* [Data shown]
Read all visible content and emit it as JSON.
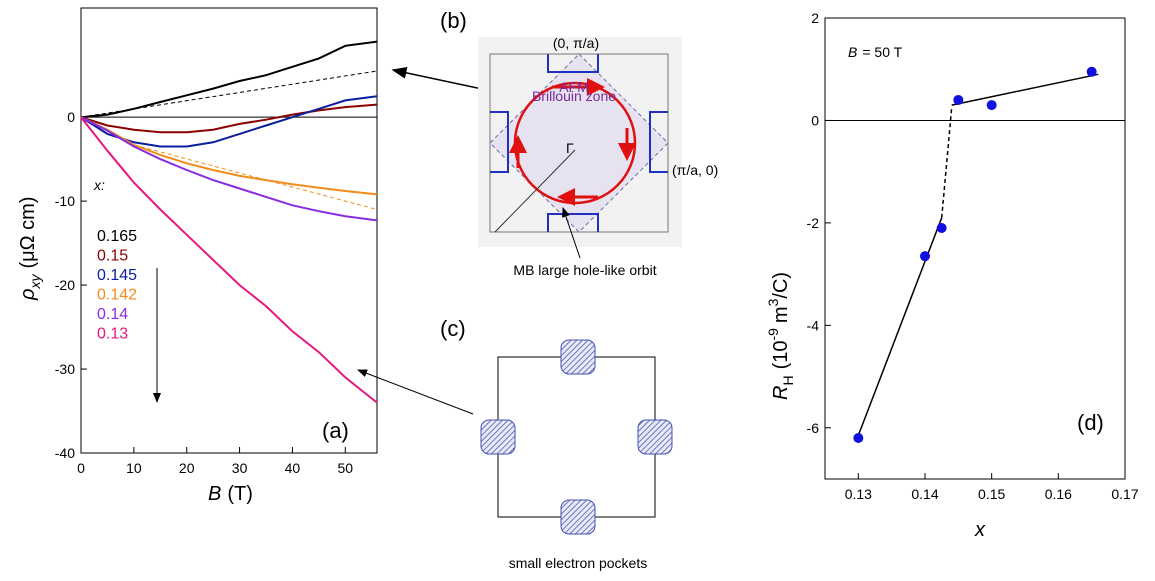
{
  "chart_data": [
    {
      "type": "line",
      "panel_label": "(a)",
      "x_label": "B",
      "x_label_unit": "(T)",
      "y_label": "ρ",
      "y_label_sub": "xy",
      "y_label_unit": "(μΩ cm)",
      "legend_title": "x:",
      "xlim": [
        0,
        56
      ],
      "xticks": [
        0,
        10,
        20,
        30,
        40,
        50
      ],
      "ylim": [
        -40,
        13
      ],
      "yticks": [
        0,
        -10,
        -20,
        -30,
        -40
      ],
      "zero_line": true,
      "x": [
        0,
        5,
        10,
        15,
        20,
        25,
        30,
        35,
        40,
        45,
        50,
        56
      ],
      "series": [
        {
          "name": "0.165",
          "color": "#000000",
          "values": [
            0,
            0.3,
            1,
            1.8,
            2.6,
            3.4,
            4.3,
            5,
            6,
            7,
            8.5,
            9
          ]
        },
        {
          "name": "0.15",
          "color": "#8b0000",
          "values": [
            0,
            -1,
            -1.5,
            -1.8,
            -1.8,
            -1.5,
            -0.8,
            -0.3,
            0.3,
            0.8,
            1.2,
            1.5
          ]
        },
        {
          "name": "0.145",
          "color": "#0a1f9a",
          "values": [
            0,
            -2,
            -3,
            -3.5,
            -3.5,
            -3,
            -2,
            -1,
            0,
            1,
            2,
            2.5
          ]
        },
        {
          "name": "0.142",
          "color": "#f28c1c",
          "values": [
            0,
            -1.5,
            -3.3,
            -4.5,
            -5.5,
            -6.3,
            -7,
            -7.5,
            -8,
            -8.4,
            -8.8,
            -9.2
          ]
        },
        {
          "name": "0.14",
          "color": "#8a2be2",
          "values": [
            0,
            -1.6,
            -3.5,
            -5,
            -6.3,
            -7.5,
            -8.5,
            -9.5,
            -10.5,
            -11.2,
            -11.8,
            -12.3
          ]
        },
        {
          "name": "0.13",
          "color": "#e8177d",
          "values": [
            0,
            -4,
            -7.8,
            -11,
            -14,
            -17,
            -20,
            -22.5,
            -25.5,
            -28,
            -31,
            -34
          ]
        }
      ],
      "guides": [
        {
          "color": "#000000",
          "x": [
            0,
            56
          ],
          "values": [
            0,
            5.5
          ]
        },
        {
          "color": "#f28c1c",
          "x": [
            10,
            56
          ],
          "values": [
            -3.3,
            -11
          ]
        }
      ]
    },
    {
      "type": "scatter",
      "panel_label": "(d)",
      "annotation_var": "B",
      "annotation_text": "= 50 T",
      "x_label": "x",
      "y_label": "R",
      "y_label_sub": "H",
      "y_label_unit": "(10",
      "y_label_exp": "-9",
      "y_label_unit2": "m",
      "y_label_exp2": "3",
      "y_label_unit3": "/C)",
      "xlim": [
        0.125,
        0.17
      ],
      "xticks": [
        0.13,
        0.14,
        0.15,
        0.16,
        0.17
      ],
      "ylim": [
        -7,
        2
      ],
      "yticks": [
        2,
        0,
        -2,
        -4,
        -6
      ],
      "zero_line": true,
      "color": "#1010e0",
      "x": [
        0.13,
        0.14,
        0.1425,
        0.145,
        0.15,
        0.165
      ],
      "values": [
        -6.2,
        -2.65,
        -2.1,
        0.4,
        0.3,
        0.95
      ],
      "fits": [
        {
          "dash": false,
          "x": [
            0.13,
            0.1425
          ],
          "values": [
            -6.15,
            -1.9
          ]
        },
        {
          "dash": true,
          "x": [
            0.1425,
            0.144
          ],
          "values": [
            -1.9,
            0.25
          ]
        },
        {
          "dash": false,
          "x": [
            0.144,
            0.166
          ],
          "values": [
            0.3,
            0.9
          ]
        }
      ]
    }
  ],
  "diagram_b": {
    "panel_label": "(b)",
    "top_label": "(0, π/a)",
    "zone_label_1": "AFM",
    "zone_label_2": "Brillouin zone",
    "right_label": "(π/a, 0)",
    "center_label": "Γ",
    "caption": "MB large hole-like orbit"
  },
  "diagram_c": {
    "panel_label": "(c)",
    "caption": "small electron pockets"
  }
}
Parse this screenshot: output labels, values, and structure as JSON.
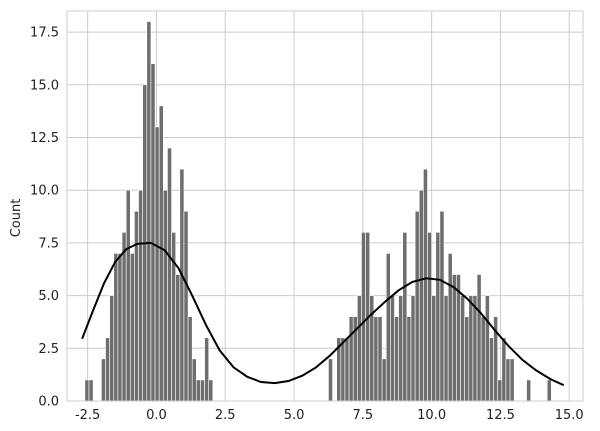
{
  "chart_data": {
    "type": "bar",
    "title": "",
    "xlabel": "",
    "ylabel": "Count",
    "xlim": [
      -3.25,
      15.5
    ],
    "ylim": [
      0,
      18.5
    ],
    "xticks": [
      "-2.5",
      "0.0",
      "2.5",
      "5.0",
      "7.5",
      "10.0",
      "12.5",
      "15.0"
    ],
    "xtick_values": [
      -2.5,
      0,
      2.5,
      5,
      7.5,
      10,
      12.5,
      15
    ],
    "yticks": [
      "0.0",
      "2.5",
      "5.0",
      "7.5",
      "10.0",
      "12.5",
      "15.0",
      "17.5"
    ],
    "ytick_values": [
      0,
      2.5,
      5,
      7.5,
      10,
      12.5,
      15,
      17.5
    ],
    "grid": true,
    "bin_start": -2.6,
    "bin_width": 0.15,
    "counts": [
      1,
      1,
      0,
      0,
      2,
      3,
      5,
      7,
      7,
      8,
      10,
      7,
      9,
      10,
      15,
      18,
      16,
      13,
      14,
      10,
      12,
      8,
      6,
      11,
      9,
      4,
      2,
      1,
      1,
      3,
      1,
      0,
      0,
      0,
      0,
      0,
      0,
      0,
      0,
      0,
      0,
      0,
      0,
      0,
      0,
      0,
      0,
      0,
      0,
      0,
      0,
      0,
      0,
      0,
      0,
      0,
      0,
      0,
      0,
      2,
      0,
      3,
      3,
      3,
      4,
      4,
      5,
      8,
      8,
      5,
      4,
      4,
      2,
      7,
      5,
      4,
      5,
      8,
      4,
      5,
      9,
      10,
      11,
      8,
      5,
      8,
      9,
      5,
      7,
      6,
      6,
      5,
      4,
      5,
      5,
      6,
      4,
      5,
      3,
      4,
      1,
      3,
      2,
      2,
      0,
      0,
      0,
      1,
      0,
      0,
      0,
      0,
      1
    ],
    "kde": [
      [
        -2.7,
        2.95
      ],
      [
        -2.3,
        4.3
      ],
      [
        -1.9,
        5.6
      ],
      [
        -1.5,
        6.6
      ],
      [
        -1.1,
        7.2
      ],
      [
        -0.7,
        7.45
      ],
      [
        -0.2,
        7.5
      ],
      [
        0.3,
        7.15
      ],
      [
        0.8,
        6.3
      ],
      [
        1.3,
        5.0
      ],
      [
        1.8,
        3.6
      ],
      [
        2.3,
        2.4
      ],
      [
        2.8,
        1.6
      ],
      [
        3.3,
        1.15
      ],
      [
        3.8,
        0.9
      ],
      [
        4.3,
        0.85
      ],
      [
        4.8,
        0.95
      ],
      [
        5.3,
        1.2
      ],
      [
        5.8,
        1.6
      ],
      [
        6.3,
        2.15
      ],
      [
        6.8,
        2.8
      ],
      [
        7.3,
        3.45
      ],
      [
        7.8,
        4.1
      ],
      [
        8.3,
        4.7
      ],
      [
        8.8,
        5.25
      ],
      [
        9.3,
        5.65
      ],
      [
        9.8,
        5.82
      ],
      [
        10.3,
        5.75
      ],
      [
        10.8,
        5.4
      ],
      [
        11.3,
        4.85
      ],
      [
        11.8,
        4.15
      ],
      [
        12.3,
        3.35
      ],
      [
        12.8,
        2.6
      ],
      [
        13.3,
        1.95
      ],
      [
        13.8,
        1.45
      ],
      [
        14.3,
        1.05
      ],
      [
        14.8,
        0.75
      ]
    ],
    "colors": {
      "bar_fill": "#6e6e6e",
      "bar_edge": "#ffffff",
      "kde_line": "#000000",
      "grid": "#cccccc",
      "frame": "#cccccc"
    }
  }
}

* [Given problem]
Write the entries above out in full, exactly, with no images.

* [Answer below]
Read all visible content and emit it as JSON.
{
  "chart_data": [
    {
      "type": "line",
      "panel_label": "(a)",
      "x_label": "B",
      "x_label_unit": "(T)",
      "y_label": "ρ",
      "y_label_sub": "xy",
      "y_label_unit": "(μΩ cm)",
      "legend_title": "x:",
      "xlim": [
        0,
        56
      ],
      "xticks": [
        0,
        10,
        20,
        30,
        40,
        50
      ],
      "ylim": [
        -40,
        13
      ],
      "yticks": [
        0,
        -10,
        -20,
        -30,
        -40
      ],
      "zero_line": true,
      "x": [
        0,
        5,
        10,
        15,
        20,
        25,
        30,
        35,
        40,
        45,
        50,
        56
      ],
      "series": [
        {
          "name": "0.165",
          "color": "#000000",
          "values": [
            0,
            0.3,
            1,
            1.8,
            2.6,
            3.4,
            4.3,
            5,
            6,
            7,
            8.5,
            9
          ]
        },
        {
          "name": "0.15",
          "color": "#8b0000",
          "values": [
            0,
            -1,
            -1.5,
            -1.8,
            -1.8,
            -1.5,
            -0.8,
            -0.3,
            0.3,
            0.8,
            1.2,
            1.5
          ]
        },
        {
          "name": "0.145",
          "color": "#0a1f9a",
          "values": [
            0,
            -2,
            -3,
            -3.5,
            -3.5,
            -3,
            -2,
            -1,
            0,
            1,
            2,
            2.5
          ]
        },
        {
          "name": "0.142",
          "color": "#f28c1c",
          "values": [
            0,
            -1.5,
            -3.3,
            -4.5,
            -5.5,
            -6.3,
            -7,
            -7.5,
            -8,
            -8.4,
            -8.8,
            -9.2
          ]
        },
        {
          "name": "0.14",
          "color": "#8a2be2",
          "values": [
            0,
            -1.6,
            -3.5,
            -5,
            -6.3,
            -7.5,
            -8.5,
            -9.5,
            -10.5,
            -11.2,
            -11.8,
            -12.3
          ]
        },
        {
          "name": "0.13",
          "color": "#e8177d",
          "values": [
            0,
            -4,
            -7.8,
            -11,
            -14,
            -17,
            -20,
            -22.5,
            -25.5,
            -28,
            -31,
            -34
          ]
        }
      ],
      "guides": [
        {
          "color": "#000000",
          "x": [
            0,
            56
          ],
          "values": [
            0,
            5.5
          ]
        },
        {
          "color": "#f28c1c",
          "x": [
            10,
            56
          ],
          "values": [
            -3.3,
            -11
          ]
        }
      ]
    },
    {
      "type": "scatter",
      "panel_label": "(d)",
      "annotation_var": "B",
      "annotation_text": "= 50 T",
      "x_label": "x",
      "y_label": "R",
      "y_label_sub": "H",
      "y_label_unit": "(10",
      "y_label_exp": "-9",
      "y_label_unit2": "m",
      "y_label_exp2": "3",
      "y_label_unit3": "/C)",
      "xlim": [
        0.125,
        0.17
      ],
      "xticks": [
        0.13,
        0.14,
        0.15,
        0.16,
        0.17
      ],
      "ylim": [
        -7,
        2
      ],
      "yticks": [
        2,
        0,
        -2,
        -4,
        -6
      ],
      "zero_line": true,
      "color": "#1010e0",
      "x": [
        0.13,
        0.14,
        0.1425,
        0.145,
        0.15,
        0.165
      ],
      "values": [
        -6.2,
        -2.65,
        -2.1,
        0.4,
        0.3,
        0.95
      ],
      "fits": [
        {
          "dash": false,
          "x": [
            0.13,
            0.1425
          ],
          "values": [
            -6.15,
            -1.9
          ]
        },
        {
          "dash": true,
          "x": [
            0.1425,
            0.144
          ],
          "values": [
            -1.9,
            0.25
          ]
        },
        {
          "dash": false,
          "x": [
            0.144,
            0.166
          ],
          "values": [
            0.3,
            0.9
          ]
        }
      ]
    }
  ],
  "diagram_b": {
    "panel_label": "(b)",
    "top_label": "(0, π/a)",
    "zone_label_1": "AFM",
    "zone_label_2": "Brillouin zone",
    "right_label": "(π/a, 0)",
    "center_label": "Γ",
    "caption": "MB large hole-like orbit"
  },
  "diagram_c": {
    "panel_label": "(c)",
    "caption": "small electron pockets"
  }
}
Parse this screenshot: output labels, values, and structure as JSON.
{
  "chart_data": {
    "type": "bar",
    "title": "",
    "xlabel": "",
    "ylabel": "Count",
    "xlim": [
      -3.25,
      15.5
    ],
    "ylim": [
      0,
      18.5
    ],
    "xticks": [
      "-2.5",
      "0.0",
      "2.5",
      "5.0",
      "7.5",
      "10.0",
      "12.5",
      "15.0"
    ],
    "xtick_values": [
      -2.5,
      0,
      2.5,
      5,
      7.5,
      10,
      12.5,
      15
    ],
    "yticks": [
      "0.0",
      "2.5",
      "5.0",
      "7.5",
      "10.0",
      "12.5",
      "15.0",
      "17.5"
    ],
    "ytick_values": [
      0,
      2.5,
      5,
      7.5,
      10,
      12.5,
      15,
      17.5
    ],
    "grid": true,
    "bin_start": -2.6,
    "bin_width": 0.15,
    "counts": [
      1,
      1,
      0,
      0,
      2,
      3,
      5,
      7,
      7,
      8,
      10,
      7,
      9,
      10,
      15,
      18,
      16,
      13,
      14,
      10,
      12,
      8,
      6,
      11,
      9,
      4,
      2,
      1,
      1,
      3,
      1,
      0,
      0,
      0,
      0,
      0,
      0,
      0,
      0,
      0,
      0,
      0,
      0,
      0,
      0,
      0,
      0,
      0,
      0,
      0,
      0,
      0,
      0,
      0,
      0,
      0,
      0,
      0,
      0,
      2,
      0,
      3,
      3,
      3,
      4,
      4,
      5,
      8,
      8,
      5,
      4,
      4,
      2,
      7,
      5,
      4,
      5,
      8,
      4,
      5,
      9,
      10,
      11,
      8,
      5,
      8,
      9,
      5,
      7,
      6,
      6,
      5,
      4,
      5,
      5,
      6,
      4,
      5,
      3,
      4,
      1,
      3,
      2,
      2,
      0,
      0,
      0,
      1,
      0,
      0,
      0,
      0,
      1
    ],
    "kde": [
      [
        -2.7,
        2.95
      ],
      [
        -2.3,
        4.3
      ],
      [
        -1.9,
        5.6
      ],
      [
        -1.5,
        6.6
      ],
      [
        -1.1,
        7.2
      ],
      [
        -0.7,
        7.45
      ],
      [
        -0.2,
        7.5
      ],
      [
        0.3,
        7.15
      ],
      [
        0.8,
        6.3
      ],
      [
        1.3,
        5.0
      ],
      [
        1.8,
        3.6
      ],
      [
        2.3,
        2.4
      ],
      [
        2.8,
        1.6
      ],
      [
        3.3,
        1.15
      ],
      [
        3.8,
        0.9
      ],
      [
        4.3,
        0.85
      ],
      [
        4.8,
        0.95
      ],
      [
        5.3,
        1.2
      ],
      [
        5.8,
        1.6
      ],
      [
        6.3,
        2.15
      ],
      [
        6.8,
        2.8
      ],
      [
        7.3,
        3.45
      ],
      [
        7.8,
        4.1
      ],
      [
        8.3,
        4.7
      ],
      [
        8.8,
        5.25
      ],
      [
        9.3,
        5.65
      ],
      [
        9.8,
        5.82
      ],
      [
        10.3,
        5.75
      ],
      [
        10.8,
        5.4
      ],
      [
        11.3,
        4.85
      ],
      [
        11.8,
        4.15
      ],
      [
        12.3,
        3.35
      ],
      [
        12.8,
        2.6
      ],
      [
        13.3,
        1.95
      ],
      [
        13.8,
        1.45
      ],
      [
        14.3,
        1.05
      ],
      [
        14.8,
        0.75
      ]
    ],
    "colors": {
      "bar_fill": "#6e6e6e",
      "bar_edge": "#ffffff",
      "kde_line": "#000000",
      "grid": "#cccccc",
      "frame": "#cccccc"
    }
  }
}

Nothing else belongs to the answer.